◆ **Data lines**
────────────────────

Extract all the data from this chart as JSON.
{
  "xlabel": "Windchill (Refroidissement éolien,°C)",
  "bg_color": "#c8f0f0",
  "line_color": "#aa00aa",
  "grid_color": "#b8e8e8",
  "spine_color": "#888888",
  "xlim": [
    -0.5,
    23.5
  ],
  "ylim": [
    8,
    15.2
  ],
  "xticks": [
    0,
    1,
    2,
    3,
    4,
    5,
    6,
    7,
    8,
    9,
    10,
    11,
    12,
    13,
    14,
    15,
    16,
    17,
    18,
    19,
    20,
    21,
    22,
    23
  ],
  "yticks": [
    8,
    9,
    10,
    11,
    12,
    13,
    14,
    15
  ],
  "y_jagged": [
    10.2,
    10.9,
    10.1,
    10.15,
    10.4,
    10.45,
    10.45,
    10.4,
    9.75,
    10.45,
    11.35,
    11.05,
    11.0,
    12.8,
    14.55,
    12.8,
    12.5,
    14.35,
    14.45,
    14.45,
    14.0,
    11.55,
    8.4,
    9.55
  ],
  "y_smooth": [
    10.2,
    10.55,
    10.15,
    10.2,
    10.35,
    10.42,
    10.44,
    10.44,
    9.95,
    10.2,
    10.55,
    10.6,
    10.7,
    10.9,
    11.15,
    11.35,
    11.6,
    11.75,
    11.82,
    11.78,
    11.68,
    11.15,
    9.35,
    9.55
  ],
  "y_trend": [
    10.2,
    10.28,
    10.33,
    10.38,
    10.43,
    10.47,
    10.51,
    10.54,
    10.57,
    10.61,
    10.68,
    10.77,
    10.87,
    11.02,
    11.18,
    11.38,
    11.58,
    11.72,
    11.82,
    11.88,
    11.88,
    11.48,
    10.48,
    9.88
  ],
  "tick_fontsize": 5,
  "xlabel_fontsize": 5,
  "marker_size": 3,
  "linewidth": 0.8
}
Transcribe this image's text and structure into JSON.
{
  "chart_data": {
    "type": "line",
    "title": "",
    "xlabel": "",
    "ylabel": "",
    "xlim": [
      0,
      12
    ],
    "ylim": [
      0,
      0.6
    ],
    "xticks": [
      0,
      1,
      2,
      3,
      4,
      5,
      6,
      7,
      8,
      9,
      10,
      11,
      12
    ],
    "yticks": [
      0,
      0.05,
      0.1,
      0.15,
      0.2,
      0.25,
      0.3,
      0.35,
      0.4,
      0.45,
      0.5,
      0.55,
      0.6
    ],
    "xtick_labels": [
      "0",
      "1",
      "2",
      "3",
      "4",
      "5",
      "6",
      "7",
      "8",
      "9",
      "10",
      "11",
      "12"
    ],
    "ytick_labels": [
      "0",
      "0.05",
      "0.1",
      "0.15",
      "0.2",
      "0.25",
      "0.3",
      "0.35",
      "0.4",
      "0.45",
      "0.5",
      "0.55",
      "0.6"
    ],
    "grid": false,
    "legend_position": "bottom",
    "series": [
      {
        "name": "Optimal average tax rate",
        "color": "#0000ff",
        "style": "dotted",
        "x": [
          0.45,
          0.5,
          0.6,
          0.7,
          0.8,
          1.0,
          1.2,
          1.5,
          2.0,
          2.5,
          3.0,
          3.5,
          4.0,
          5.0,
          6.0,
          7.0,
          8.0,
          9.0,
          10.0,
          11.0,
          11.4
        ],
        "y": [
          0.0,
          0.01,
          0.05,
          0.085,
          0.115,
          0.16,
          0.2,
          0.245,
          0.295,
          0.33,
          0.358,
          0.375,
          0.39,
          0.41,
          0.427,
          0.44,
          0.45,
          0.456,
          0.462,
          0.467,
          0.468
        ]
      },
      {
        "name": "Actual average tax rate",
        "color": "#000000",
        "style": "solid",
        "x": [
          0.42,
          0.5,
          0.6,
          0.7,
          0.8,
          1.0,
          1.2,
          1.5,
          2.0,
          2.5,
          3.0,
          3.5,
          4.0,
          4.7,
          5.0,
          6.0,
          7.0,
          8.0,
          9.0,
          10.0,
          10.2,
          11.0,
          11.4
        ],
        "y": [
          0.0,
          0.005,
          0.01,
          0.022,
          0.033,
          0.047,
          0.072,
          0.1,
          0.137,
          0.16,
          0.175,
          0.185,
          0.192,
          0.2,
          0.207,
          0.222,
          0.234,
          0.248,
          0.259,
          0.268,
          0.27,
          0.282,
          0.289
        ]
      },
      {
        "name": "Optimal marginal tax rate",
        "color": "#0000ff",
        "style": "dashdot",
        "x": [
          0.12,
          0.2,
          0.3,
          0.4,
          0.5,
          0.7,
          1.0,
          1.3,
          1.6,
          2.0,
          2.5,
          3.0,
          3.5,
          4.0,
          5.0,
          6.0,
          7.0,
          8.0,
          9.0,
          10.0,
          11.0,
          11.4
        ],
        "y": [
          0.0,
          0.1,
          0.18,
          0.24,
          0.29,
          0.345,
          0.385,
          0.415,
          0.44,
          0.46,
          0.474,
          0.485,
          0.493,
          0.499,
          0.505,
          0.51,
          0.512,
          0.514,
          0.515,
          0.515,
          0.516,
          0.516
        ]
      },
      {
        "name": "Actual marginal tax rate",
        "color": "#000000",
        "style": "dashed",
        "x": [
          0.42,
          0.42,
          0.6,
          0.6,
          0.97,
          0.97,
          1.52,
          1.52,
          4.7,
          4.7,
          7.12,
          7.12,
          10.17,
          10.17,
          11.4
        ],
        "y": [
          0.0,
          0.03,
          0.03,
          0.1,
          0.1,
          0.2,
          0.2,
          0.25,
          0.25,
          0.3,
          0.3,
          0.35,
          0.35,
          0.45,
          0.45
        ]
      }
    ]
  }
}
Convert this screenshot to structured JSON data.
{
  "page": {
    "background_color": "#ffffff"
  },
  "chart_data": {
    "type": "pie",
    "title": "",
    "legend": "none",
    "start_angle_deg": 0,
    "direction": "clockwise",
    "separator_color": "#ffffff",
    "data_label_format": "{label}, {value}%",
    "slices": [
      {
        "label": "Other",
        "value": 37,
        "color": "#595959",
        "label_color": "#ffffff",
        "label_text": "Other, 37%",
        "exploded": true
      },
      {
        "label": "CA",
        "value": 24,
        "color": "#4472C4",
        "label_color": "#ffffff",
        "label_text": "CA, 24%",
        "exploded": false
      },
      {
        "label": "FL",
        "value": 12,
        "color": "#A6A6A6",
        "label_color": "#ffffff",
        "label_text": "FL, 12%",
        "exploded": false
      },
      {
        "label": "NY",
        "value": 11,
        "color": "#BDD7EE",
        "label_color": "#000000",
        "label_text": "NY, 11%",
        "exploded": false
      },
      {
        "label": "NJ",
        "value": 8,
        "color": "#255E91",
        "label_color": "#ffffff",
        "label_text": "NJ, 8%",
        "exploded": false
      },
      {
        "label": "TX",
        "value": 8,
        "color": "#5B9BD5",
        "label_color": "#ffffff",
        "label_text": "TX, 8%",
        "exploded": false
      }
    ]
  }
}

────────────────────

◆ **Direction**
Restate the whole listing exactly.

◆ **Response below**
Extract all the data from this chart as JSON.
{
  "xlabel": "Windchill (Refroidissement éolien,°C)",
  "bg_color": "#c8f0f0",
  "line_color": "#aa00aa",
  "grid_color": "#b8e8e8",
  "spine_color": "#888888",
  "xlim": [
    -0.5,
    23.5
  ],
  "ylim": [
    8,
    15.2
  ],
  "xticks": [
    0,
    1,
    2,
    3,
    4,
    5,
    6,
    7,
    8,
    9,
    10,
    11,
    12,
    13,
    14,
    15,
    16,
    17,
    18,
    19,
    20,
    21,
    22,
    23
  ],
  "yticks": [
    8,
    9,
    10,
    11,
    12,
    13,
    14,
    15
  ],
  "y_jagged": [
    10.2,
    10.9,
    10.1,
    10.15,
    10.4,
    10.45,
    10.45,
    10.4,
    9.75,
    10.45,
    11.35,
    11.05,
    11.0,
    12.8,
    14.55,
    12.8,
    12.5,
    14.35,
    14.45,
    14.45,
    14.0,
    11.55,
    8.4,
    9.55
  ],
  "y_smooth": [
    10.2,
    10.55,
    10.15,
    10.2,
    10.35,
    10.42,
    10.44,
    10.44,
    9.95,
    10.2,
    10.55,
    10.6,
    10.7,
    10.9,
    11.15,
    11.35,
    11.6,
    11.75,
    11.82,
    11.78,
    11.68,
    11.15,
    9.35,
    9.55
  ],
  "y_trend": [
    10.2,
    10.28,
    10.33,
    10.38,
    10.43,
    10.47,
    10.51,
    10.54,
    10.57,
    10.61,
    10.68,
    10.77,
    10.87,
    11.02,
    11.18,
    11.38,
    11.58,
    11.72,
    11.82,
    11.88,
    11.88,
    11.48,
    10.48,
    9.88
  ],
  "tick_fontsize": 5,
  "xlabel_fontsize": 5,
  "marker_size": 3,
  "linewidth": 0.8
}
Transcribe this image's text and structure into JSON.
{
  "chart_data": {
    "type": "line",
    "title": "",
    "xlabel": "",
    "ylabel": "",
    "xlim": [
      0,
      12
    ],
    "ylim": [
      0,
      0.6
    ],
    "xticks": [
      0,
      1,
      2,
      3,
      4,
      5,
      6,
      7,
      8,
      9,
      10,
      11,
      12
    ],
    "yticks": [
      0,
      0.05,
      0.1,
      0.15,
      0.2,
      0.25,
      0.3,
      0.35,
      0.4,
      0.45,
      0.5,
      0.55,
      0.6
    ],
    "xtick_labels": [
      "0",
      "1",
      "2",
      "3",
      "4",
      "5",
      "6",
      "7",
      "8",
      "9",
      "10",
      "11",
      "12"
    ],
    "ytick_labels": [
      "0",
      "0.05",
      "0.1",
      "0.15",
      "0.2",
      "0.25",
      "0.3",
      "0.35",
      "0.4",
      "0.45",
      "0.5",
      "0.55",
      "0.6"
    ],
    "grid": false,
    "legend_position": "bottom",
    "series": [
      {
        "name": "Optimal average tax rate",
        "color": "#0000ff",
        "style": "dotted",
        "x": [
          0.45,
          0.5,
          0.6,
          0.7,
          0.8,
          1.0,
          1.2,
          1.5,
          2.0,
          2.5,
          3.0,
          3.5,
          4.0,
          5.0,
          6.0,
          7.0,
          8.0,
          9.0,
          10.0,
          11.0,
          11.4
        ],
        "y": [
          0.0,
          0.01,
          0.05,
          0.085,
          0.115,
          0.16,
          0.2,
          0.245,
          0.295,
          0.33,
          0.358,
          0.375,
          0.39,
          0.41,
          0.427,
          0.44,
          0.45,
          0.456,
          0.462,
          0.467,
          0.468
        ]
      },
      {
        "name": "Actual average tax rate",
        "color": "#000000",
        "style": "solid",
        "x": [
          0.42,
          0.5,
          0.6,
          0.7,
          0.8,
          1.0,
          1.2,
          1.5,
          2.0,
          2.5,
          3.0,
          3.5,
          4.0,
          4.7,
          5.0,
          6.0,
          7.0,
          8.0,
          9.0,
          10.0,
          10.2,
          11.0,
          11.4
        ],
        "y": [
          0.0,
          0.005,
          0.01,
          0.022,
          0.033,
          0.047,
          0.072,
          0.1,
          0.137,
          0.16,
          0.175,
          0.185,
          0.192,
          0.2,
          0.207,
          0.222,
          0.234,
          0.248,
          0.259,
          0.268,
          0.27,
          0.282,
          0.289
        ]
      },
      {
        "name": "Optimal marginal tax rate",
        "color": "#0000ff",
        "style": "dashdot",
        "x": [
          0.12,
          0.2,
          0.3,
          0.4,
          0.5,
          0.7,
          1.0,
          1.3,
          1.6,
          2.0,
          2.5,
          3.0,
          3.5,
          4.0,
          5.0,
          6.0,
          7.0,
          8.0,
          9.0,
          10.0,
          11.0,
          11.4
        ],
        "y": [
          0.0,
          0.1,
          0.18,
          0.24,
          0.29,
          0.345,
          0.385,
          0.415,
          0.44,
          0.46,
          0.474,
          0.485,
          0.493,
          0.499,
          0.505,
          0.51,
          0.512,
          0.514,
          0.515,
          0.515,
          0.516,
          0.516
        ]
      },
      {
        "name": "Actual marginal tax rate",
        "color": "#000000",
        "style": "dashed",
        "x": [
          0.42,
          0.42,
          0.6,
          0.6,
          0.97,
          0.97,
          1.52,
          1.52,
          4.7,
          4.7,
          7.12,
          7.12,
          10.17,
          10.17,
          11.4
        ],
        "y": [
          0.0,
          0.03,
          0.03,
          0.1,
          0.1,
          0.2,
          0.2,
          0.25,
          0.25,
          0.3,
          0.3,
          0.35,
          0.35,
          0.45,
          0.45
        ]
      }
    ]
  }
}
Convert this screenshot to structured JSON data.
{
  "page": {
    "background_color": "#ffffff"
  },
  "chart_data": {
    "type": "pie",
    "title": "",
    "legend": "none",
    "start_angle_deg": 0,
    "direction": "clockwise",
    "separator_color": "#ffffff",
    "data_label_format": "{label}, {value}%",
    "slices": [
      {
        "label": "Other",
        "value": 37,
        "color": "#595959",
        "label_color": "#ffffff",
        "label_text": "Other, 37%",
        "exploded": true
      },
      {
        "label": "CA",
        "value": 24,
        "color": "#4472C4",
        "label_color": "#ffffff",
        "label_text": "CA, 24%",
        "exploded": false
      },
      {
        "label": "FL",
        "value": 12,
        "color": "#A6A6A6",
        "label_color": "#ffffff",
        "label_text": "FL, 12%",
        "exploded": false
      },
      {
        "label": "NY",
        "value": 11,
        "color": "#BDD7EE",
        "label_color": "#000000",
        "label_text": "NY, 11%",
        "exploded": false
      },
      {
        "label": "NJ",
        "value": 8,
        "color": "#255E91",
        "label_color": "#ffffff",
        "label_text": "NJ, 8%",
        "exploded": false
      },
      {
        "label": "TX",
        "value": 8,
        "color": "#5B9BD5",
        "label_color": "#ffffff",
        "label_text": "TX, 8%",
        "exploded": false
      }
    ]
  }
}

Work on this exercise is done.